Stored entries
· · · · · · ·

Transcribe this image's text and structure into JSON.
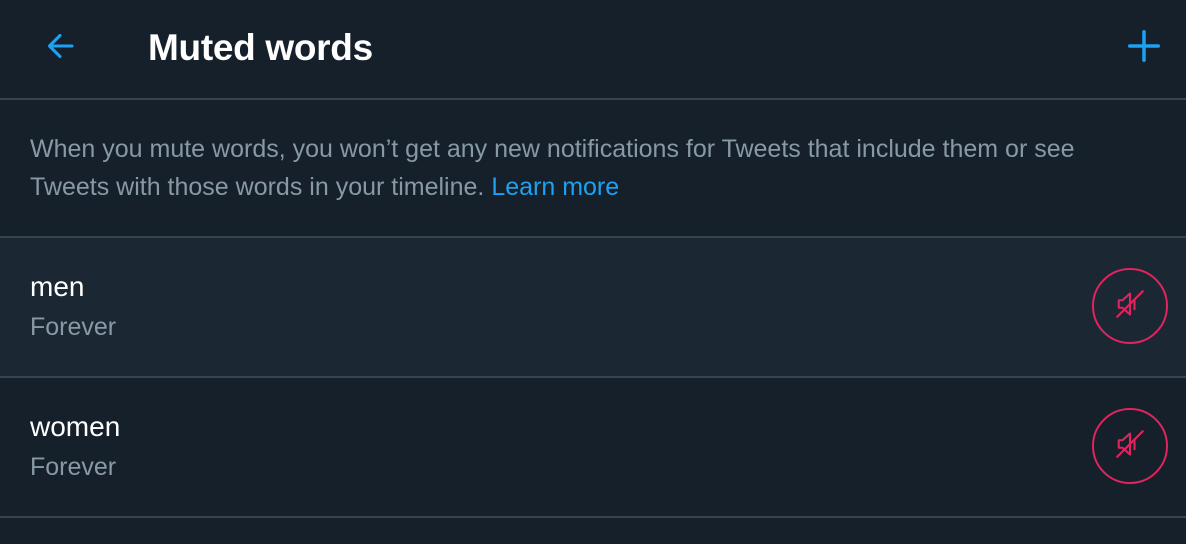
{
  "header": {
    "title": "Muted words",
    "back_icon": "arrow-left-icon",
    "add_icon": "plus-icon"
  },
  "description": {
    "text": "When you mute words, you won’t get any new notifications for Tweets that include them or see Tweets with those words in your timeline.",
    "link_label": "Learn more"
  },
  "muted_words": [
    {
      "word": "men",
      "duration": "Forever",
      "action_icon": "unmute-icon"
    },
    {
      "word": "women",
      "duration": "Forever",
      "action_icon": "unmute-icon"
    }
  ],
  "colors": {
    "background": "#15202b",
    "row_hover": "#1b2834",
    "divider": "#38444d",
    "accent": "#1da1f2",
    "secondary_text": "#8899a6",
    "danger": "#e0245e"
  }
}
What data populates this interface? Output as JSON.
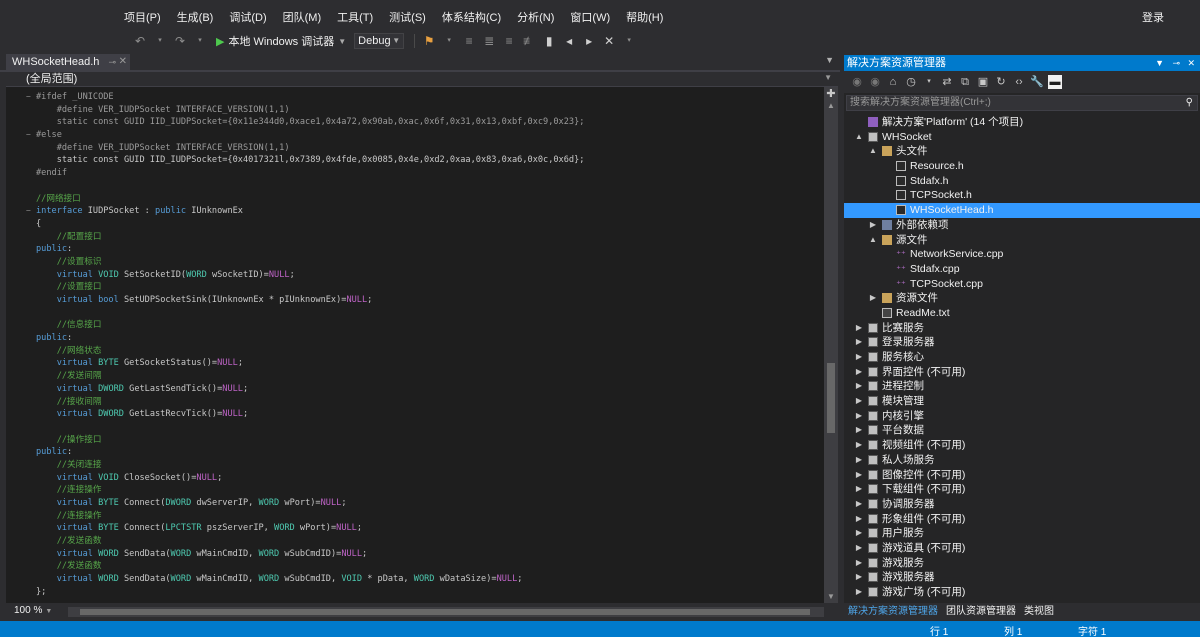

· · · · · · ·

* [REQUIRED WORK]:
Copy out each line exactly, without the pictures.

* [SOLVED EXERCISE]:
Transcribe this image's text and structure into JSON.
{
  "header": {
    "title": "Muted words",
    "back_icon": "arrow-left-icon",
    "add_icon": "plus-icon"
  },
  "description": {
    "text": "When you mute words, you won’t get any new notifications for Tweets that include them or see Tweets with those words in your timeline.",
    "link_label": "Learn more"
  },
  "muted_words": [
    {
      "word": "men",
      "duration": "Forever",
      "action_icon": "unmute-icon"
    },
    {
      "word": "women",
      "duration": "Forever",
      "action_icon": "unmute-icon"
    }
  ],
  "colors": {
    "background": "#15202b",
    "row_hover": "#1b2834",
    "divider": "#38444d",
    "accent": "#1da1f2",
    "secondary_text": "#8899a6",
    "danger": "#e0245e"
  }
}
What data populates this interface? Output as JSON.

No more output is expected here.